One of the most common remarks I hear during workshops and client meetings is:
“I know I should eat more vegetables — but I don’t.”
Or… “I know I shouldn’t admit this, but… I hate vegetables!”
Well guess what?
If this is you — you’re not alone!
I would say that people who love vegetables are definitely the minority here in the US. Our culture doesn’t exactly glorify vegetables or make it convenient for people to find fresh, deliciously prepared vegetables easily.
Hamburgers? We’ve got that covered — a joint on every block.
Twenty-ounce, sugary coffee drinks — ditto.
But what about roasted cauliflower or a goodies-filled salad with an amazing dressing — or a perfectly fried veggie tempura? Endangered species. Just try and find a healthy, delicious option on your evening commute home. I dare you. It’s tough. Even here in Portlandia.
I get why people hate vegetables. Because I used to be one of those people.
But thankfully, somewhere in my 20s, a friend talked me into ordering a salad I grew to crave. I can still remember it: crisp baby greens, grated carrot, kalamata olives and a housemade pinot noir dressing.
Up until that point, I considered salads to consist exclusively of iceberg lettuce and bottled Italian dressing. Carrots had the sole purpose of accompanying Buffalo wings. And kalamata olives — what were those?! I’d always kind of disliked the bland, vaguely salty flavor of black olives, but kalamatas? Love at first bite.
That single salad — which I went on to order dozens of times — was a sort of gateway drug that led to the exploration of and habit-forming behavior involving other vegetable-focused cuisine: a chopped spinach salad with gorgonzola and walnuts at Portland’s old Delphina’s restaurant. Zucchini fries at Hermosa Beach’s Good Stuff. A quick pasta dish I learned to make with chopped tomatoes, garlic and basil.
All of a sudden, the person who didn’t eat a single vegetable during her entire time at college was not only ordering vegetables in restaurants, but cooking with them too!

◆ **DATA EXCERPTS**

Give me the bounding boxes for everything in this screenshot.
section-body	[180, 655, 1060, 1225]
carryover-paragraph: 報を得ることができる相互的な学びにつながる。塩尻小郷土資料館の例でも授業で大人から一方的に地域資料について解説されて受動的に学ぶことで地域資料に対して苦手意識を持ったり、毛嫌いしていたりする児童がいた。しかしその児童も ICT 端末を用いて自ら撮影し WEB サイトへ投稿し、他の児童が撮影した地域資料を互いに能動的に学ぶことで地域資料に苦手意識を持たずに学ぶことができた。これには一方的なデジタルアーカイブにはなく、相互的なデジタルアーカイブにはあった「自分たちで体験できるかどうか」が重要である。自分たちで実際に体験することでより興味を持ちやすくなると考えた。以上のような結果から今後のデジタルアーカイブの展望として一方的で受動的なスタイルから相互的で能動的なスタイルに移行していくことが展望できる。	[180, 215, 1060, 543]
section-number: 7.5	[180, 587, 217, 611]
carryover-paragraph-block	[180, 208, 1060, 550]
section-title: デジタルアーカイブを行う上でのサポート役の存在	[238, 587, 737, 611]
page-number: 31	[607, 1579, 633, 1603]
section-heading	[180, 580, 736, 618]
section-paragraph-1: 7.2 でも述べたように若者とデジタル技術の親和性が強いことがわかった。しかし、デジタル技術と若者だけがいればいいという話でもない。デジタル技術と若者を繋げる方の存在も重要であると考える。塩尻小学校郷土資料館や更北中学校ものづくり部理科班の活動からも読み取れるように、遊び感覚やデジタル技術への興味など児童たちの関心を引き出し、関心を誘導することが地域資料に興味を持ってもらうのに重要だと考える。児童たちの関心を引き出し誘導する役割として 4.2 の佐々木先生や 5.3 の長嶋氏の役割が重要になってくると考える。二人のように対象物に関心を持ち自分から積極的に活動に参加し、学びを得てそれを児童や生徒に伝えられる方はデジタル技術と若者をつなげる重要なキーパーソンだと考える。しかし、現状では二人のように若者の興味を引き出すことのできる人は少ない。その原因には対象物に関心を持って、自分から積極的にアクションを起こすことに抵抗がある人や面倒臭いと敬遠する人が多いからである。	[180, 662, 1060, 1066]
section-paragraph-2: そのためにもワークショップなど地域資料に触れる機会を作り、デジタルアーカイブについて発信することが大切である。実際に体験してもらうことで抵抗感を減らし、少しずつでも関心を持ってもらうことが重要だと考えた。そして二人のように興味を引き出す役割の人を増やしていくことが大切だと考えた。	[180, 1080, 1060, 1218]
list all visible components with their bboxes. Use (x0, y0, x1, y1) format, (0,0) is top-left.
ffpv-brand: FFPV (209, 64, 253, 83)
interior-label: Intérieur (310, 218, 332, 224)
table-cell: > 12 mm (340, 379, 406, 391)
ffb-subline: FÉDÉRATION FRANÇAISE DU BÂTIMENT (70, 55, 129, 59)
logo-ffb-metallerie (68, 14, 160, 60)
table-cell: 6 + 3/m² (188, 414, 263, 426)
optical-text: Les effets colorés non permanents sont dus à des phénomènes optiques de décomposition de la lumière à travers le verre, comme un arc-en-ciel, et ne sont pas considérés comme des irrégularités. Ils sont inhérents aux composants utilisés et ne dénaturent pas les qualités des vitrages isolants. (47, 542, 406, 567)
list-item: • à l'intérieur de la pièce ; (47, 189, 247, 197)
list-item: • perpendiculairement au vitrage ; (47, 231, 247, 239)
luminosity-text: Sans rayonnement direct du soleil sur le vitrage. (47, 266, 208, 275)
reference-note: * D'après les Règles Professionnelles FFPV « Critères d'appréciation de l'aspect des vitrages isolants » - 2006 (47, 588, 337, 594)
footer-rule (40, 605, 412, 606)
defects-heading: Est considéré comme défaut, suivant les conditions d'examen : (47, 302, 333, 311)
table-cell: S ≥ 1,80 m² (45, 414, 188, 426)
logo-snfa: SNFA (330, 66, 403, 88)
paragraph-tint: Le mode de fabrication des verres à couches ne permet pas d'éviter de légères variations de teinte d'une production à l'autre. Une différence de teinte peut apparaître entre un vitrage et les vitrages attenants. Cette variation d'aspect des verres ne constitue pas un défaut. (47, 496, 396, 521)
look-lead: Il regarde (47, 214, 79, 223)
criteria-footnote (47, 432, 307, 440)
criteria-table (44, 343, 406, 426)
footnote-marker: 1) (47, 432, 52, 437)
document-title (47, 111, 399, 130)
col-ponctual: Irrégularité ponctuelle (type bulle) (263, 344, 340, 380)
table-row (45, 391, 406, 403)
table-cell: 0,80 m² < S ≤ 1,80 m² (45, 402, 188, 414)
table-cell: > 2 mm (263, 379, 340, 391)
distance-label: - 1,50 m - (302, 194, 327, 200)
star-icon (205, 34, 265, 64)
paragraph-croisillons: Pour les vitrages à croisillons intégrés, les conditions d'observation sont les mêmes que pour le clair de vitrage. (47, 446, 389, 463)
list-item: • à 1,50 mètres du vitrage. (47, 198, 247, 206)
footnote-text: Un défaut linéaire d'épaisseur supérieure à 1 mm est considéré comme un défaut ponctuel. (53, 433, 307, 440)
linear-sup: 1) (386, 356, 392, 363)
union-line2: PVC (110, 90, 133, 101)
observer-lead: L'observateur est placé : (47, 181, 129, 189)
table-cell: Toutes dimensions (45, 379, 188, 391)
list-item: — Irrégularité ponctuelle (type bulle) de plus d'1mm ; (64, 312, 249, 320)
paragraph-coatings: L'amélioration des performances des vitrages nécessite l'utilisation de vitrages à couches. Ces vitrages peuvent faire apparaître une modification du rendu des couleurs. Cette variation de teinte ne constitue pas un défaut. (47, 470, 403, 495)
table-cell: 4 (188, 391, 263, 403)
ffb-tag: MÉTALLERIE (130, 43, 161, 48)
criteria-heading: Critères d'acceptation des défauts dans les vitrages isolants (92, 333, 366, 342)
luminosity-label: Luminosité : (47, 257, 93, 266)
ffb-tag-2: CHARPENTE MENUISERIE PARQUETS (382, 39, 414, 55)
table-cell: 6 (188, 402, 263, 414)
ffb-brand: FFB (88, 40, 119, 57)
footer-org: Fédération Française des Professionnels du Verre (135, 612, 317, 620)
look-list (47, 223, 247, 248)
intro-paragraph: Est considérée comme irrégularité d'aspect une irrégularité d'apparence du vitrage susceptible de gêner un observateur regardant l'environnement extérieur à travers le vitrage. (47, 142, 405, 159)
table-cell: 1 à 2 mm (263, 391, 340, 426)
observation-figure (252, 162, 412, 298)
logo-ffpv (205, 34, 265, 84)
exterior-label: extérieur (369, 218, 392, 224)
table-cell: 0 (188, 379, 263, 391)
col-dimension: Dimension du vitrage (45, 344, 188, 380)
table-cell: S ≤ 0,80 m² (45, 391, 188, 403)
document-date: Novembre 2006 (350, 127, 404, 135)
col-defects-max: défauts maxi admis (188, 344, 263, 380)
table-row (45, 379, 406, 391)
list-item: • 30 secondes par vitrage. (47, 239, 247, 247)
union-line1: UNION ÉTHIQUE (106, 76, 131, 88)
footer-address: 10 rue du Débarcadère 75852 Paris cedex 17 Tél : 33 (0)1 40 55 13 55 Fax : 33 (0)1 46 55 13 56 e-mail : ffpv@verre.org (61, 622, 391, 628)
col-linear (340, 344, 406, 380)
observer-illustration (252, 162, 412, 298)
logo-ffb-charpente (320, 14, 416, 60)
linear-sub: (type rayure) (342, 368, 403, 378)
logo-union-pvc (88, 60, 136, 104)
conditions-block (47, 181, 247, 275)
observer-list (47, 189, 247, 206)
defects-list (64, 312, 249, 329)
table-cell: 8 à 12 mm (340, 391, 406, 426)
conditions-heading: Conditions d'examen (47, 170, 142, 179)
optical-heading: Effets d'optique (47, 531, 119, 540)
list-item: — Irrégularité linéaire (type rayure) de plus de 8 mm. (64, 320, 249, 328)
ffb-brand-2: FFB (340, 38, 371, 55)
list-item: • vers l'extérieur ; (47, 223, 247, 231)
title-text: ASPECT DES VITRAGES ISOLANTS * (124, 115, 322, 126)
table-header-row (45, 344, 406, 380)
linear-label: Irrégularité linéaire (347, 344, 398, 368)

◆ **TASKS TO PERFORM**
a) According to the essay on vegetables, what was in the salad the writer grew to crave?
b) Extend the essay on vegetables beyond its final sentence.
The data has no connection to the essay on vegetables.

◆ **EXERCISE RESULTS**
a) Crisp baby greens, grated carrot, kalamata olives and a housemade pinot noir dressing.

b)
Years later, I’ve come to experiment with and enjoy a wide variety of vegetables. However — if I’m being perfectly honest, I’ll tell you I’m not the virtuous veggie lover people may think I am. I mean, I’m not the person who, after a long day, can’t wait to settle down with a bowl of plain steamed cauliflower and bok choy. I’m just not that kind of girl.
If you are that kind of person, then you can probably stop reading right now. Today’s post is for the people who want to love veggies — they really, really do — but they’re just not there yet.
I offer today’s post as advice from someone who is always working to cultivate her inner veggie eater — the part of me that needs to be persuaded, finessed, and seduced. Sometimes, even tricked.
Here are my top 10 ways you can start getting more veggies into your diet — without choking them down with water like I did when I was growing up:
1. Start small
Listen — you don’t have to go from a veggie-avoider to veggie-lover overnight to start living a healthier life. If vegetables aren’t a regular part of your diet currently, then make a goal of adding in a couple of veggie dishes a week. For example, if you’re having a burger and can’t yet give up the fries, order a side salad and eat that first. Or start making breakfast smoothies and start adding a handful of spinach to the blend (see below).
2. Blend Away
Breakfast smoothies are perfect for blending in extra vegetables so you can increase nutrients and fiber— without compromising on flavor. If you’re just starting out, add a handful of spinach and maybe even a dollop of almond butter to your fruit smoothie. The result will be a creamy, satisfying smoothie that has you going for hours.
3. Prep and Stock
I can’t tell you how many drawers full of once-beautiful produce I’ve ended up throwing in the compost. It fills me with shame just thinking about it. In my house, an un-prepped vegetable is almost always destined for the heap instead of the plate. That’s why I try my best to prep and chop on Sunday, storing our carrots and red pepper strips and chopped zucchini in glass containers for use throughout the week. It makes a huge difference when you can just grab-and-go when making lunches and dinner.
4. Get Eggs Involved
If you eat eggs, frittatas are a great way to incorporate extra veggies. Not familiar with a frittata? It’s like a quiche without the crust. Or saute some chopped vegetables and fold into scrambled eggs or an omelette.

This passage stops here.